§ SOURCE PASSAGE:
◆ ◆ ◆ ◆ ◆

Made in Baltimore: Build a Community for Your Makerspace

Education Maker News Workshop
Made in Baltimore: Build a Community for Your Makerspace

At the core, every Makerspace isn’t about technology – it’s about people. The idea of affordable access to tools gets people in the door, but the long-term appeal lies in joining a network of other folks interested in making. Building that kind of community from scratch is tough, so we started searching out local makers well in advance of having any physical space ourselves.

Baltimore itself is a maker city. In the mid-late 1800s, mills along the Jones Falls River produced more sailcloth than any other city in the world. Heavy industrial manufacturing began in the Victorian era, with companies like the Baltimore and Ohio Railroad and Crown Cork and Seal driving mass industrial employment. By World War II, Bethlehem Steel, Lockheed Martin, and Fairfield Shipyards were employing hundreds of thousands as they churned out boats and bombers for the war effort. Industrial employment peaked right after the war, and has been declining ever since.

That doesn’t mean manufacturing has gone away, however – it has just taken on a new shape. Since 2003, small manufacturing in Baltimore (businesses that are sole proprietorships) has grown over 60%. Making things has become a smaller, nimbler, cleaner, more highly-skilled business, as American-made products find and exploit niches that are poorly served by overseas factories. New retail outlets and financing tools, from Etsy to Kickstarter, have made it easier than ever to launch a bedroom business and scale into traditional production. As an economic development engine, this is the promise of Makerspaces – flexible factories that can make small production runs and mass customization affordable.

Bethlehem Steel Plant at Sparrows Point, Baltimore, circa January, 1970. Photo by Jim Pickerell via Wikimedia Commons.
Bethlehem Steel Plant at Sparrows Point, Baltimore, circa January, 1970. Photograph by Jim Pickerell/Wikimedia Commons.

I started by searching out all of the Makerspaces I could find in Baltimore. There is already a rich and varied landscape of shared fabrication space in town, and Open Works isn’t interested in displacing any of them. That initial survey turned up quite a few, many of which are focused on specific crafts: Baltimore Clayworks, Baltimore Jewelry Center, Baltimore Node, Baltimore Print Studios, Baltimore Underground Science Space, FabLab Baltimore, The Foundery, and the Station North Tool Library. I toured through people’s spaces, learned about their programs, and started to get to know the local maker scene. After a great many discussions with a great many people, the Industrial Arts Collective came together for the first time in August, 2014.

◆ ◆ ◆ ◆ ◆

§ PROVIDED RECORDS:
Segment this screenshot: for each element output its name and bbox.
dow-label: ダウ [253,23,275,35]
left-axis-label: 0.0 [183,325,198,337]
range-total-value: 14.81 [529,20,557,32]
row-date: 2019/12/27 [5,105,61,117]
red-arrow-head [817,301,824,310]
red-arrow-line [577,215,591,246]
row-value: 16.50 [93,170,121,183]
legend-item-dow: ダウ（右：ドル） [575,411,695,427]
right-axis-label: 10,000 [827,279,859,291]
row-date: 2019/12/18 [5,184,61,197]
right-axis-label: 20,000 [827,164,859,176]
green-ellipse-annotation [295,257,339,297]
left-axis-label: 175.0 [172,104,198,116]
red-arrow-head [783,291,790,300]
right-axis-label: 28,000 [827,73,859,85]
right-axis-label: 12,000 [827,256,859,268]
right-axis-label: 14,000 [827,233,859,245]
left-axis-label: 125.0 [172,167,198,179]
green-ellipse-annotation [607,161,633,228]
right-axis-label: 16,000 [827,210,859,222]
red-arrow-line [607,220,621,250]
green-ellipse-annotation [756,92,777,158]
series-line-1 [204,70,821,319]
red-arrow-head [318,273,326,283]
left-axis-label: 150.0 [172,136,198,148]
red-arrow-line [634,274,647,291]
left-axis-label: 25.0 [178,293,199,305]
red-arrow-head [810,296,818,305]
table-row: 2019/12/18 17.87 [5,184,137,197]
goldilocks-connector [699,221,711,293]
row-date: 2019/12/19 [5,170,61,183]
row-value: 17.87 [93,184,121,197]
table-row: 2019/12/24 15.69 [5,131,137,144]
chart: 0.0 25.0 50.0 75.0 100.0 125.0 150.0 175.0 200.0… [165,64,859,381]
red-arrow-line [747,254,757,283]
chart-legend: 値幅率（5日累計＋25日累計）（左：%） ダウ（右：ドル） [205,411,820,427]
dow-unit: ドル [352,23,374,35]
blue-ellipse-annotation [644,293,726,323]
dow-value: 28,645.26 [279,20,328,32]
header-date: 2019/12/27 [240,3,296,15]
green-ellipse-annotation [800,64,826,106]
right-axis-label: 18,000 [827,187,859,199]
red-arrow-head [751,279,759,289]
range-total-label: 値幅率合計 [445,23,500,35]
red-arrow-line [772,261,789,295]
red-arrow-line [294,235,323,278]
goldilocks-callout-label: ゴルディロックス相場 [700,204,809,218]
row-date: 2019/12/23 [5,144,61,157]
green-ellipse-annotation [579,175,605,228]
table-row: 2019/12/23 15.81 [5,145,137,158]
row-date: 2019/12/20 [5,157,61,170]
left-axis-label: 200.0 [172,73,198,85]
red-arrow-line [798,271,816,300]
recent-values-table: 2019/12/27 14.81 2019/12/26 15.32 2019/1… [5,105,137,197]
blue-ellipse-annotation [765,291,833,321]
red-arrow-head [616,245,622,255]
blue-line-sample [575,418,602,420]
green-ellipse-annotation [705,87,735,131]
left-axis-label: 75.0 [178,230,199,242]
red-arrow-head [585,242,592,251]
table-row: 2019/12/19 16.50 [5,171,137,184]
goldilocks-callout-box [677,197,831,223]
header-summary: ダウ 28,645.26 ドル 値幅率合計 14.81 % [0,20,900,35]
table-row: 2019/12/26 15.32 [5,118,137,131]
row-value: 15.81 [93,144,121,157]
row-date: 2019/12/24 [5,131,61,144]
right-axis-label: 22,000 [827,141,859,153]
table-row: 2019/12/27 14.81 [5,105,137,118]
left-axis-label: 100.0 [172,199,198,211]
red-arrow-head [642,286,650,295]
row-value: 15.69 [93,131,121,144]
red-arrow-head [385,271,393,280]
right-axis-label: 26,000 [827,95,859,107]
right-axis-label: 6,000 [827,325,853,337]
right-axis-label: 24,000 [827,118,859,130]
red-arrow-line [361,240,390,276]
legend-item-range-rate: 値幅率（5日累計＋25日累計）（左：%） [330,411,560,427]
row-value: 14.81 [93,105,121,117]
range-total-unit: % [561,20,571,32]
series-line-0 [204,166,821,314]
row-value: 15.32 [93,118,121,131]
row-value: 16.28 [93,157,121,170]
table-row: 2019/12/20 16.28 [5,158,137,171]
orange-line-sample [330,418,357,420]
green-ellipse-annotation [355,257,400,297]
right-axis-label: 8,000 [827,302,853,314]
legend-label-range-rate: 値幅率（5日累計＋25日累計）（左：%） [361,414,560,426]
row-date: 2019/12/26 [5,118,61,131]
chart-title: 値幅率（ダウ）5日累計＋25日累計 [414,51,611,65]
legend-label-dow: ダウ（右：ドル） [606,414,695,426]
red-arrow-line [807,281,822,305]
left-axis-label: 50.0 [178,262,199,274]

◆ ◆ ◆ ◆ ◆

§ REQUIRED ACTIONS:
[a] List every shared fabrication space named in the initial survey in the Baltimore makerspace article.
[b] Transcribe the Baltimore makerspace article from "Baltimore itself is" to "declining ever since.".

§ RESPONSES BY TASK:
[a]
- Baltimore Clayworks
- Baltimore Jewelry Center
- Baltimore Node
- Baltimore Print Studios
- Baltimore Underground Science Space
- FabLab Baltimore
- The Foundery
- Station North Tool Library

[b]
Baltimore itself is a maker city. In the mid-late 1800s, mills along the Jones Falls River produced more sailcloth than any other city in the world. Heavy industrial manufacturing began in the Victorian era, with companies like the Baltimore and Ohio Railroad and Crown Cork and Seal driving mass industrial employment. By World War II, Bethlehem Steel, Lockheed Martin, and Fairfield Shipyards were employing hundreds of thousands as they churned out boats and bombers for the war effort. Industrial employment peaked right after the war, and has been declining ever since.